---------- Records shown

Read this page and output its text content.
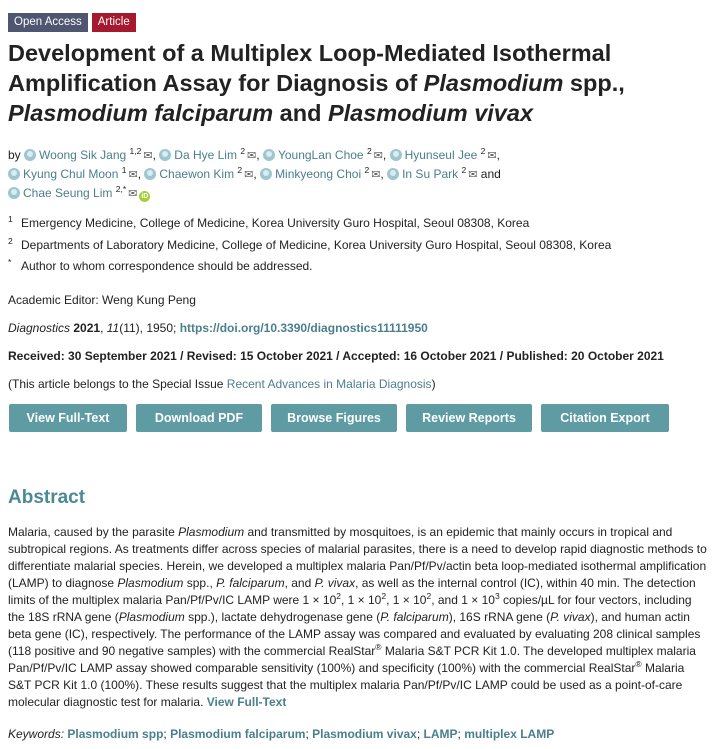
Open Access	Article
Development of a Multiplex Loop-Mediated Isothermal Amplification Assay for Diagnosis of Plasmodium spp., Plasmodium falciparum and Plasmodium vivax
by Woong Sik Jang $^{1,2}$ ✉, Da Hye Lim $^2$ ✉, YoungLan Choe $^2$ ✉, Hyunseul Jee $^2$ ✉,
Kyung Chul Moon $^1$ ✉, Chaewon Kim $^2$ ✉, Minkyeong Choi $^2$ ✉, In Su Park $^2$ ✉ and
Chae Seung Lim $^{2,*}$ ✉ iD
1 Emergency Medicine, College of Medicine, Korea University Guro Hospital, Seoul 08308, Korea
2 Departments of Laboratory Medicine, College of Medicine, Korea University Guro Hospital, Seoul 08308, Korea
* Author to whom correspondence should be addressed.
Academic Editor: Weng Kung Peng
Diagnostics 2021, 11(11), 1950; https://doi.org/10.3390/diagnostics11111950
Received: 30 September 2021 / Revised: 15 October 2021 / Accepted: 16 October 2021 / Published: 20 October 2021
(This article belongs to the Special Issue Recent Advances in Malaria Diagnosis)
View Full-Text	Download PDF	Browse Figures	Review Reports	Citation Export
Abstract
Malaria, caused by the parasite Plasmodium and transmitted by mosquitoes, is an epidemic that mainly occurs in tropical and subtropical regions. As treatments differ across species of malarial parasites, there is a need to develop rapid diagnostic methods to differentiate malarial species. Herein, we developed a multiplex malaria Pan/Pf/Pv/actin beta loop-mediated isothermal amplification (LAMP) to diagnose Plasmodium spp., P. falciparum, and P. vivax, as well as the internal control (IC), within 40 min. The detection limits of the multiplex malaria Pan/Pf/Pv/IC LAMP were $1 \times 10^2$, $1 \times 10^2$, $1 \times 10^2$, and $1 \times 10^3$ copies/µL for four vectors, including the 18S rRNA gene (Plasmodium spp.), lactate dehydrogenase gene (P. falciparum), 16S rRNA gene (P. vivax), and human actin beta gene (IC), respectively. The performance of the LAMP assay was compared and evaluated by evaluating 208 clinical samples (118 positive and 90 negative samples) with the commercial RealStar® Malaria S&T PCR Kit 1.0. The developed multiplex malaria Pan/Pf/Pv/IC LAMP assay showed comparable sensitivity (100%) and specificity (100%) with the commercial RealStar® Malaria S&T PCR Kit 1.0 (100%). These results suggest that the multiplex malaria Pan/Pf/Pv/IC LAMP could be used as a point-of-care molecular diagnostic test for malaria. View Full-Text
Keywords: Plasmodium spp; Plasmodium falciparum; Plasmodium vivax; LAMP; multiplex LAMP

--------------------

The expected answer is a copy of every line in the entries that holds the word "LAMP".

Malaria, caused by the parasite Plasmodium and transmitted by mosquitoes, is an epidemic that mainly occurs in tropical and subtropical regions. As treatments differ across species of malarial parasites, there is a need to develop rapid diagnostic methods to differentiate malarial species. Herein, we developed a multiplex malaria Pan/Pf/Pv/actin beta loop-mediated isothermal amplification (LAMP) to diagnose Plasmodium spp., P. falciparum, and P. vivax, as well as the internal control (IC), within 40 min. The detection limits of the multiplex malaria Pan/Pf/Pv/IC LAMP were $1 \times 10^2$, $1 \times 10^2$, $1 \times 10^2$, and $1 \times 10^3$ copies/µL for four vectors, including the 18S rRNA gene (Plasmodium spp.), lactate dehydrogenase gene (P. falciparum), 16S rRNA gene (P. vivax), and human actin beta gene (IC), respectively. The performance of the LAMP assay was compared and evaluated by evaluating 208 clinical samples (118 positive and 90 negative samples) with the commercial RealStar® Malaria S&T PCR Kit 1.0. The developed multiplex malaria Pan/Pf/Pv/IC LAMP assay showed comparable sensitivity (100%) and specificity (100%) with the commercial RealStar® Malaria S&T PCR Kit 1.0 (100%). These results suggest that the multiplex malaria Pan/Pf/Pv/IC LAMP could be used as a point-of-care molecular diagnostic test for malaria. View Full-Text
Keywords: Plasmodium spp; Plasmodium falciparum; Plasmodium vivax; LAMP; multiplex LAMP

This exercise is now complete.